(Work required): Provide the count of lines that hold "Anita" and no other output.

(Exercise input):
* START *

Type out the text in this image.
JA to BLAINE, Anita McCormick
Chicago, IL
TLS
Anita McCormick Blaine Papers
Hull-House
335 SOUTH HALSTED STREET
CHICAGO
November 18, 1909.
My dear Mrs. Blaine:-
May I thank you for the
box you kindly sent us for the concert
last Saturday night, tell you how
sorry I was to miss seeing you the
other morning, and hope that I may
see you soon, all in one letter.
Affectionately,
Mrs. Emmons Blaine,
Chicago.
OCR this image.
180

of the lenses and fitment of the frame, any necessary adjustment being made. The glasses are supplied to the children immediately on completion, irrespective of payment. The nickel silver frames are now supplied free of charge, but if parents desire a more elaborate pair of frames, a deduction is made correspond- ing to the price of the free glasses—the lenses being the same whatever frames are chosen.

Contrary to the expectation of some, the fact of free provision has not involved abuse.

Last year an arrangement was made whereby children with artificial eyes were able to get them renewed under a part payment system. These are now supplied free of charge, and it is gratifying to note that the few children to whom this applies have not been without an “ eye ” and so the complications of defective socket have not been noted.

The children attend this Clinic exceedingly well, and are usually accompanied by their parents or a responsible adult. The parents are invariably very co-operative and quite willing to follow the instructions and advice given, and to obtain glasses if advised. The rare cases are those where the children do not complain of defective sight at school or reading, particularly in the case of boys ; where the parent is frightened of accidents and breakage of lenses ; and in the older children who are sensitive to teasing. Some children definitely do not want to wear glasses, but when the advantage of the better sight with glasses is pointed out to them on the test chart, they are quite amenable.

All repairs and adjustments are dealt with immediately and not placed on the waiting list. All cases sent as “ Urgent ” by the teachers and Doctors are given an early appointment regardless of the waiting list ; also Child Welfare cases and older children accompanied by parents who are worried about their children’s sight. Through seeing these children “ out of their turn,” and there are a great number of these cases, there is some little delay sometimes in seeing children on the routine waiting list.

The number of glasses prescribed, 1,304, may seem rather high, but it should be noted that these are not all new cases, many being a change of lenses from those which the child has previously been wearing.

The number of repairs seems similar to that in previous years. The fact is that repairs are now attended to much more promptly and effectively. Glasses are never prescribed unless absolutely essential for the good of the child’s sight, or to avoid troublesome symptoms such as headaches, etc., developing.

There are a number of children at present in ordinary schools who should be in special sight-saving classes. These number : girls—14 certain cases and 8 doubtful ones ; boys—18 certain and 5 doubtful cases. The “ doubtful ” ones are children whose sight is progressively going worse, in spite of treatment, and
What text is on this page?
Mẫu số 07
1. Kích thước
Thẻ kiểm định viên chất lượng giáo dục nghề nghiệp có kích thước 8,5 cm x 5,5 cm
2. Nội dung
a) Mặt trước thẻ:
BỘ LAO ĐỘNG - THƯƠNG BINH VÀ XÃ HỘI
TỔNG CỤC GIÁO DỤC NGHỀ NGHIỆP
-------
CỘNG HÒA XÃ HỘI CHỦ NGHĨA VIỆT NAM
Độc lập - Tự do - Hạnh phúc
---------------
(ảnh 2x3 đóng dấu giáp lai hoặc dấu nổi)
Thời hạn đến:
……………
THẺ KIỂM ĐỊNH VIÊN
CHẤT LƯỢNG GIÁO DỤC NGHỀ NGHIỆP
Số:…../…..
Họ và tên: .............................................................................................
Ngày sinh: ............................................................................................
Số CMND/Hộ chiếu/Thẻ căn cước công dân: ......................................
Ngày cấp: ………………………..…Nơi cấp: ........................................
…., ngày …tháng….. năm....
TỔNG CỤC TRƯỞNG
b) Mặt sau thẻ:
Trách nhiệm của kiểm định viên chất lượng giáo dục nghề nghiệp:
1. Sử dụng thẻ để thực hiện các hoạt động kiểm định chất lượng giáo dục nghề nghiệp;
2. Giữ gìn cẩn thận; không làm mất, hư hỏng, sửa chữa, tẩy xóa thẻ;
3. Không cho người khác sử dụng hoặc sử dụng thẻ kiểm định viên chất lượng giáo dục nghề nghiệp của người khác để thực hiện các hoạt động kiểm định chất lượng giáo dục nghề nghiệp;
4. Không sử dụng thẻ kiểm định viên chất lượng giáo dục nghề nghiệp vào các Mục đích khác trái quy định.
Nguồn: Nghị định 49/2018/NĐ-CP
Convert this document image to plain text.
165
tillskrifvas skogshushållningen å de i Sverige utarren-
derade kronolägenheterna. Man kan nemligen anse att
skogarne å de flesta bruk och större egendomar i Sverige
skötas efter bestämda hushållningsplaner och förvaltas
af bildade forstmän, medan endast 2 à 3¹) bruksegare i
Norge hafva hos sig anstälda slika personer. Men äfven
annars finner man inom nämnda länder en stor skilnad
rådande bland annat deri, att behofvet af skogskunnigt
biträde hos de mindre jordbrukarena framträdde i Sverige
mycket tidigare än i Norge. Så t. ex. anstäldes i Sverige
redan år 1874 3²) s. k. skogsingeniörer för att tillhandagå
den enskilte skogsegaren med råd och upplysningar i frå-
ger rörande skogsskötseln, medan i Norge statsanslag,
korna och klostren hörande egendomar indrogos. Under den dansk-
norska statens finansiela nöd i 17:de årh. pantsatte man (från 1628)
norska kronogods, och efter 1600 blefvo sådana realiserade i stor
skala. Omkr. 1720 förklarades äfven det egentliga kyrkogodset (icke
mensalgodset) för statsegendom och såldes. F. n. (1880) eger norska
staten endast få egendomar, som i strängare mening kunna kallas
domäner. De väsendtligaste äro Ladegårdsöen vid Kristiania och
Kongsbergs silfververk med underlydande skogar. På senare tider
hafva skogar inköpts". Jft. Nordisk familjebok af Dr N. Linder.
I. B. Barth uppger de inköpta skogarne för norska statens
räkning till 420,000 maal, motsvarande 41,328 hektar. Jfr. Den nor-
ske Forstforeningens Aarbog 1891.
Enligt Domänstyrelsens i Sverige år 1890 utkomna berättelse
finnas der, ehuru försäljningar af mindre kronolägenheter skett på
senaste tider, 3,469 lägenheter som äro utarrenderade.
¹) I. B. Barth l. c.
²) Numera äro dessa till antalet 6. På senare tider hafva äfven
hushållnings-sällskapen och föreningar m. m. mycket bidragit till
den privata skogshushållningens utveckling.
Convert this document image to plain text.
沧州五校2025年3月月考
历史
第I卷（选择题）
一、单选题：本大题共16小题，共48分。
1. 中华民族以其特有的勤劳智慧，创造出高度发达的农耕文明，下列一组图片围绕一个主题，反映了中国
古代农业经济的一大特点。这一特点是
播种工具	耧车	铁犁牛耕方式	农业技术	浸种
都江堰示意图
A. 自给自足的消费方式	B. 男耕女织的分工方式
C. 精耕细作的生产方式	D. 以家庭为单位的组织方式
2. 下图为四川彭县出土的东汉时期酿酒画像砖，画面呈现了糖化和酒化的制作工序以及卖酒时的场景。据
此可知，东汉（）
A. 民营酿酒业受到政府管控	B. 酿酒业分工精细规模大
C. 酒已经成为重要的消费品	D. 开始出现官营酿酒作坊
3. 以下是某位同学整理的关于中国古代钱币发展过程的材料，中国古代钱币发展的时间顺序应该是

* END *

(Right answer): 2